*Task details*
Every line below is to be quoted exactly, with nothing added or dropped.

*Materials provided*
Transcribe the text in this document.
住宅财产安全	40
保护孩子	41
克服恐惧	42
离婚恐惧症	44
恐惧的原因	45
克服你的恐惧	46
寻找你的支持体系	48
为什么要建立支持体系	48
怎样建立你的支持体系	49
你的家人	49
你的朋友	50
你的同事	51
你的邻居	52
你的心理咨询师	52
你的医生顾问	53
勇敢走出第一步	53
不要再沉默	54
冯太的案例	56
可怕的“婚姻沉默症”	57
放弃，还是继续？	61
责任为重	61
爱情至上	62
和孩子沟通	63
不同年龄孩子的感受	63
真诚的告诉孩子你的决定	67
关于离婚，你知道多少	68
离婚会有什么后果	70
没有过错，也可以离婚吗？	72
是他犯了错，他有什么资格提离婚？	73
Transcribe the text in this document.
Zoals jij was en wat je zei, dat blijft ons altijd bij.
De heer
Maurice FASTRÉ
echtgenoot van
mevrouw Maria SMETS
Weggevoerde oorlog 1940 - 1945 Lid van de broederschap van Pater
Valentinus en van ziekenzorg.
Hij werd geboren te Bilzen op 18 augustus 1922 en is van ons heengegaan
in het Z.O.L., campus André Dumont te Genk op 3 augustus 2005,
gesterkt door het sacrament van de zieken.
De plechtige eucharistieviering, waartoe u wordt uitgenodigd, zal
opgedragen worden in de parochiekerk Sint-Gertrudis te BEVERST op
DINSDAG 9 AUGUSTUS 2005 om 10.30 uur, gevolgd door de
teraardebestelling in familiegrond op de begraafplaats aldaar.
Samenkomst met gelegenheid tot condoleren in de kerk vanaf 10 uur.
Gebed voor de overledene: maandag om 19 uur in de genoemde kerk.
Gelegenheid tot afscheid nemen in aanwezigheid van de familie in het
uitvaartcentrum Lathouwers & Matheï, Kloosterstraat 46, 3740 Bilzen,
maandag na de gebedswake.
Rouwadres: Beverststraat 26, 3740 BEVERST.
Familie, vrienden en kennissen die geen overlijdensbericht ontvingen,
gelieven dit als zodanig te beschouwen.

*Full output*
Transcribe the text in this document.
住宅财产安全	40
保护孩子	41
克服恐惧	42
离婚恐惧症	44
恐惧的原因	45
克服你的恐惧	46
寻找你的支持体系	48
为什么要建立支持体系	48
怎样建立你的支持体系	49
你的家人	49
你的朋友	50
你的同事	51
你的邻居	52
你的心理咨询师	52
你的医生顾问	53
勇敢走出第一步	53
不要再沉默	54
冯太的案例	56
可怕的“婚姻沉默症”	57
放弃，还是继续？	61
责任为重	61
爱情至上	62
和孩子沟通	63
不同年龄孩子的感受	63
真诚的告诉孩子你的决定	67
关于离婚，你知道多少	68
离婚会有什么后果	70
没有过错，也可以离婚吗？	72
是他犯了错，他有什么资格提离婚？	73
Transcribe the text in this document.
Zoals jij was en wat je zei, dat blijft ons altijd bij.
De heer
Maurice FASTRÉ
echtgenoot van
mevrouw Maria SMETS
Weggevoerde oorlog 1940 - 1945 Lid van de broederschap van Pater
Valentinus en van ziekenzorg.
Hij werd geboren te Bilzen op 18 augustus 1922 en is van ons heengegaan
in het Z.O.L., campus André Dumont te Genk op 3 augustus 2005,
gesterkt door het sacrament van de zieken.
De plechtige eucharistieviering, waartoe u wordt uitgenodigd, zal
opgedragen worden in de parochiekerk Sint-Gertrudis te BEVERST op
DINSDAG 9 AUGUSTUS 2005 om 10.30 uur, gevolgd door de
teraardebestelling in familiegrond op de begraafplaats aldaar.
Samenkomst met gelegenheid tot condoleren in de kerk vanaf 10 uur.
Gebed voor de overledene: maandag om 19 uur in de genoemde kerk.
Gelegenheid tot afscheid nemen in aanwezigheid van de familie in het
uitvaartcentrum Lathouwers & Matheï, Kloosterstraat 46, 3740 Bilzen,
maandag na de gebedswake.
Rouwadres: Beverststraat 26, 3740 BEVERST.
Familie, vrienden en kennissen die geen overlijdensbericht ontvingen,
gelieven dit als zodanig te beschouwen.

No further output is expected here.